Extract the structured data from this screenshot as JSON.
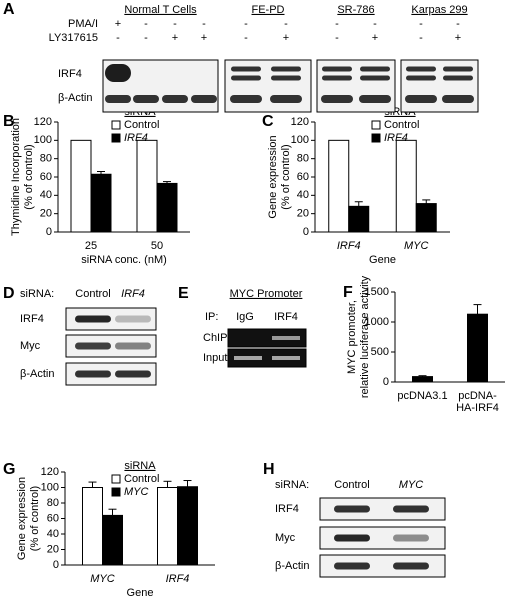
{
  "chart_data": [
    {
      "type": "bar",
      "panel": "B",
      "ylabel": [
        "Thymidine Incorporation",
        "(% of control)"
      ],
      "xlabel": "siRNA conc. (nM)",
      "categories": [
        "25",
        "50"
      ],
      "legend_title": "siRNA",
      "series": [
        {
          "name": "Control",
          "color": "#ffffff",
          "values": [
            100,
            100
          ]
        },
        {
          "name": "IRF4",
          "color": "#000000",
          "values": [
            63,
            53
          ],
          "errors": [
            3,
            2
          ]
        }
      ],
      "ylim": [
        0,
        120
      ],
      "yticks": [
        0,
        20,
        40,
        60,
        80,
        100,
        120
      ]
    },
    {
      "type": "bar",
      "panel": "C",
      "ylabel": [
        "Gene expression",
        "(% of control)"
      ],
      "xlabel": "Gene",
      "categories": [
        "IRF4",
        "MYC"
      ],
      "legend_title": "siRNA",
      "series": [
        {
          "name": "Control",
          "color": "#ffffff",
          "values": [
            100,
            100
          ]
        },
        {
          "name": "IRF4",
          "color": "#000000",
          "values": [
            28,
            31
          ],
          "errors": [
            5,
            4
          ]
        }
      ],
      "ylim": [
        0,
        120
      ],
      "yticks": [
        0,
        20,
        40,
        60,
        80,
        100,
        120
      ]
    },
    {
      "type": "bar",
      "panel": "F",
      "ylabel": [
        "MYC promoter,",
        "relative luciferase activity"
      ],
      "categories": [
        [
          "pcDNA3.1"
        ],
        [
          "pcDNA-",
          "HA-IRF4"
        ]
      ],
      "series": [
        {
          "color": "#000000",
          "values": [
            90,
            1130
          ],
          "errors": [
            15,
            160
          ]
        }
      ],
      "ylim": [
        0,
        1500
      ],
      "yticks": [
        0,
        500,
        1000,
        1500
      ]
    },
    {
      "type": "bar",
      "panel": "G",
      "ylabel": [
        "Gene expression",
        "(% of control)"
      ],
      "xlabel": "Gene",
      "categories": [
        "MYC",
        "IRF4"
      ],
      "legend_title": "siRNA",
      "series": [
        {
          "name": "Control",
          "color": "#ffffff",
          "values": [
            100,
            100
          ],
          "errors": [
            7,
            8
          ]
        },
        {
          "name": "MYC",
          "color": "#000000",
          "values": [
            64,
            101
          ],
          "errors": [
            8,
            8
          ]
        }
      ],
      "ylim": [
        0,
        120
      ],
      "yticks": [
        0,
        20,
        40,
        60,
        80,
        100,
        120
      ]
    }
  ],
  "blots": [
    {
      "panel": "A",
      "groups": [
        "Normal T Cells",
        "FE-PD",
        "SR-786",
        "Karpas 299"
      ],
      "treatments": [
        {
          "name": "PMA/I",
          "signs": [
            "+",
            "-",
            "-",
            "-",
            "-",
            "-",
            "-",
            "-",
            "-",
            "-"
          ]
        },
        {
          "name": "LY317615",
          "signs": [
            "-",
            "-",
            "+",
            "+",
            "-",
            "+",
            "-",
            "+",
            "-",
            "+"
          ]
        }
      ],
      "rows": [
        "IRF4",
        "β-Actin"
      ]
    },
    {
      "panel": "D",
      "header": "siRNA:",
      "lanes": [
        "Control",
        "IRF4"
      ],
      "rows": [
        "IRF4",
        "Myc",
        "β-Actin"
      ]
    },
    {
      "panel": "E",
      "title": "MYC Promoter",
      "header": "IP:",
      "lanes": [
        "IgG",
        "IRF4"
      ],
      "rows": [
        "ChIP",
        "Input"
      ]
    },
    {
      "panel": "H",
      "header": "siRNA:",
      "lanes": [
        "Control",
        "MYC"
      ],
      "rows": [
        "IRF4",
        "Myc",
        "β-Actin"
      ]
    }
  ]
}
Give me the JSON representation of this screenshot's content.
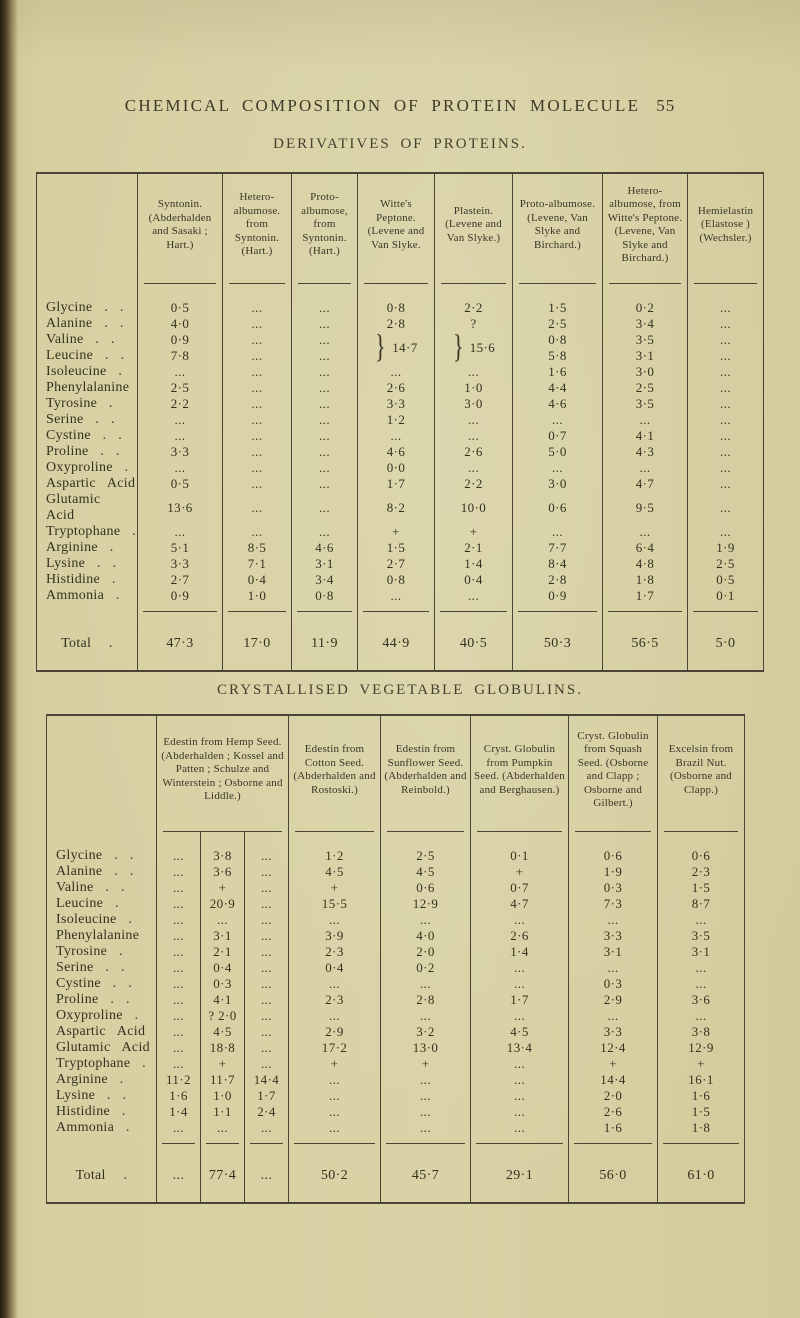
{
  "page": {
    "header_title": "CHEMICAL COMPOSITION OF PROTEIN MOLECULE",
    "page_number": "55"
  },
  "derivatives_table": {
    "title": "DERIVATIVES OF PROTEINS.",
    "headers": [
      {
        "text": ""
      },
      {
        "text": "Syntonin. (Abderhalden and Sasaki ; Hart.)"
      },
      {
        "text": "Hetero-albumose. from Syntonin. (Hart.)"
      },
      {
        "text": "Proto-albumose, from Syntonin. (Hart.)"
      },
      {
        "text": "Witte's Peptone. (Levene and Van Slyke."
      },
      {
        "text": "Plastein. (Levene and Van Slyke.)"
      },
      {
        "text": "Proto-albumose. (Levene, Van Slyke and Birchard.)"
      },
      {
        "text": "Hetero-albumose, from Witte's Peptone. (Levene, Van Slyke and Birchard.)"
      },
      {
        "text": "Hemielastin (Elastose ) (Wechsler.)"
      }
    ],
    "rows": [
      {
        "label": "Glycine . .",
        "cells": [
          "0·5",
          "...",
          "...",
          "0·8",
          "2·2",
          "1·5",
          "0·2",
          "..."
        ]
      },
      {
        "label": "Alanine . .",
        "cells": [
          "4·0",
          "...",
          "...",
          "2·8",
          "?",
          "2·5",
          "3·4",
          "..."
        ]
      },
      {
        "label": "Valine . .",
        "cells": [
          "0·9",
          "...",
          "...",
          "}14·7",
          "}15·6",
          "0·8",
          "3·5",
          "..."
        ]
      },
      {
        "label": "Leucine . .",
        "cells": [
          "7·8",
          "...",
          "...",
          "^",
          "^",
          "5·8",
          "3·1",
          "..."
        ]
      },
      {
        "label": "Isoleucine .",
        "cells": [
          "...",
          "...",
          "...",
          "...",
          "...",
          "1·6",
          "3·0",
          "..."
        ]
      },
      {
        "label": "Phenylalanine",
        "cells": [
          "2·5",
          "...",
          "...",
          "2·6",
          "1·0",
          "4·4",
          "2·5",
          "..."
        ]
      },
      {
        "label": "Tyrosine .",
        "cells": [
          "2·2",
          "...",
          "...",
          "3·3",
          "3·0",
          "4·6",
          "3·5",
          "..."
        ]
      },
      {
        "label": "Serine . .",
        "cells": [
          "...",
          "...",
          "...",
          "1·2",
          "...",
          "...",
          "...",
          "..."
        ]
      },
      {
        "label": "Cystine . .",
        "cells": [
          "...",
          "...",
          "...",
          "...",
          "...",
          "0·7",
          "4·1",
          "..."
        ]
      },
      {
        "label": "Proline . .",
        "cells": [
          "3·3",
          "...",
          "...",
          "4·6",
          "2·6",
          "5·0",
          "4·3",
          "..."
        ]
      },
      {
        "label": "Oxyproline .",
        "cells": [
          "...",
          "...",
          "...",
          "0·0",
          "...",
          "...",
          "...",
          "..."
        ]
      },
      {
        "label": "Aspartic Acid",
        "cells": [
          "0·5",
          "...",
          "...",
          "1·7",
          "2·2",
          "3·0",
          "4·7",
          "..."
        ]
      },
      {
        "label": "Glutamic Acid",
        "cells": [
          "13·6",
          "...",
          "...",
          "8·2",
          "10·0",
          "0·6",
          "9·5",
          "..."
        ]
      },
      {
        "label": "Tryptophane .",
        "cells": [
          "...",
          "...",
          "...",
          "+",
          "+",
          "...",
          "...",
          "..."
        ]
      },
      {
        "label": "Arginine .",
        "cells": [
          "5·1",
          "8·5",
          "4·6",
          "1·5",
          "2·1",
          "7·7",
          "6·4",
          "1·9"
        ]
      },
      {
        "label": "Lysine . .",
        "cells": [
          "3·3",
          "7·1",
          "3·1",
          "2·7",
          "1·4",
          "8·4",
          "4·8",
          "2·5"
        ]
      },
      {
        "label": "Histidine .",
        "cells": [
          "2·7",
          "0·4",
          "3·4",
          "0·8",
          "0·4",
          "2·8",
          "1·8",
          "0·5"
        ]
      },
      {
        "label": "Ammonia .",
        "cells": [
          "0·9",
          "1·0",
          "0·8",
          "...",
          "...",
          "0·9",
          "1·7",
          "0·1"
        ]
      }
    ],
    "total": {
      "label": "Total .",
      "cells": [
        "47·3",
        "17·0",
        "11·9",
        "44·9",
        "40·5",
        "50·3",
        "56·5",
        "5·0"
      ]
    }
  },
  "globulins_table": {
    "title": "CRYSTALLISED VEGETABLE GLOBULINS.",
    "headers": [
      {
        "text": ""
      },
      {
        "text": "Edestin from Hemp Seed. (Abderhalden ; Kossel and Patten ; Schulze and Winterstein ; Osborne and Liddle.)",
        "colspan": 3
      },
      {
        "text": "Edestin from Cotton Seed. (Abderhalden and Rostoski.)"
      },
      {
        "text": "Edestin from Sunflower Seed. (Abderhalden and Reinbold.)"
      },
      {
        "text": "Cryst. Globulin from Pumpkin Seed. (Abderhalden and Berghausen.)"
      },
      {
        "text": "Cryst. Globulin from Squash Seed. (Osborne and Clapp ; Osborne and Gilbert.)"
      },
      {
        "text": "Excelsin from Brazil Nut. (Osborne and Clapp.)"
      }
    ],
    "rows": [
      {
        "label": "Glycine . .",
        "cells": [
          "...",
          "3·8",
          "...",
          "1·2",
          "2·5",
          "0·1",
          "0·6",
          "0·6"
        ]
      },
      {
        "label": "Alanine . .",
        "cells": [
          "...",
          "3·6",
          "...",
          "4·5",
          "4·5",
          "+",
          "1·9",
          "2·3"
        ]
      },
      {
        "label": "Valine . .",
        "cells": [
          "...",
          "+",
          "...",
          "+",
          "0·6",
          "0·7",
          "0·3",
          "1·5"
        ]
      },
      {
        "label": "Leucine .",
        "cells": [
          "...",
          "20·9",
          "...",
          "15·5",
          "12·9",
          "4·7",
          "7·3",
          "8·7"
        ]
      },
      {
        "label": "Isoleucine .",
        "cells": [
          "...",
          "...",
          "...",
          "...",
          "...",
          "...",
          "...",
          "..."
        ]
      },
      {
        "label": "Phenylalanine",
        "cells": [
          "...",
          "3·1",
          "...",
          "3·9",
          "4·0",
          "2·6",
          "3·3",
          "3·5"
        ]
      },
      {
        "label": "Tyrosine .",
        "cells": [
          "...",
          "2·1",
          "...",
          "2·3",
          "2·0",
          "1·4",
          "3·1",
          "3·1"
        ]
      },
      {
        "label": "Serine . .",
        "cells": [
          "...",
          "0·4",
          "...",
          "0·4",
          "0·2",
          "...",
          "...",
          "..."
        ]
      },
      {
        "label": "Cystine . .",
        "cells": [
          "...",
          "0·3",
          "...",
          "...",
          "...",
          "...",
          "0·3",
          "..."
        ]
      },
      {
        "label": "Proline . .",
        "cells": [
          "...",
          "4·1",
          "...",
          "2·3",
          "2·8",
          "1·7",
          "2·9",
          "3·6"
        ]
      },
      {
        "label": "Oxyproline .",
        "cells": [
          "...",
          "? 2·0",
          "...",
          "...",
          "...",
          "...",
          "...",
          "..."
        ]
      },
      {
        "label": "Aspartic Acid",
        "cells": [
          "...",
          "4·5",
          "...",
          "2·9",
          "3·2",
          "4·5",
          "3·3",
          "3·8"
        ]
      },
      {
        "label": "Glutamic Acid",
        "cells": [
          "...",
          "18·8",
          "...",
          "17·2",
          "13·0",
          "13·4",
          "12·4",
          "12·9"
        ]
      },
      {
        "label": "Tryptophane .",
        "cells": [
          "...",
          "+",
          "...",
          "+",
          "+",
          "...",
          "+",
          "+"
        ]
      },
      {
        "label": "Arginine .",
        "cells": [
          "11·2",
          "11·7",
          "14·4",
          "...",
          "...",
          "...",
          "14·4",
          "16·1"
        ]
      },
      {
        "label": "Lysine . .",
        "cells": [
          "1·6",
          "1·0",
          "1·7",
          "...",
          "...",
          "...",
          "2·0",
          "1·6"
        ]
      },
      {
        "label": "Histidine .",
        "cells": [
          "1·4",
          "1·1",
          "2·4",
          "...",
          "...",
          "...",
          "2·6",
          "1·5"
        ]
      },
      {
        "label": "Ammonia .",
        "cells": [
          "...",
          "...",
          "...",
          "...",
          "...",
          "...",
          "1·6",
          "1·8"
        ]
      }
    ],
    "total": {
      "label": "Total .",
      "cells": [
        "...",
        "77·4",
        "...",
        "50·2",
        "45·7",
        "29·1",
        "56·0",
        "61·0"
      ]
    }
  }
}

━━━━

Aim of the task =>
Only lines of the material that contain the word "Slyke" belong in the answer; copy each one.

Response =>
        "text": "Witte's Peptone. (Levene and Van Slyke."
        "text": "Plastein. (Levene and Van Slyke.)"
        "text": "Proto-albumose. (Levene, Van Slyke and Birchard.)"
        "text": "Hetero-albumose, from Witte's Peptone. (Levene, Van Slyke and Birchard.)"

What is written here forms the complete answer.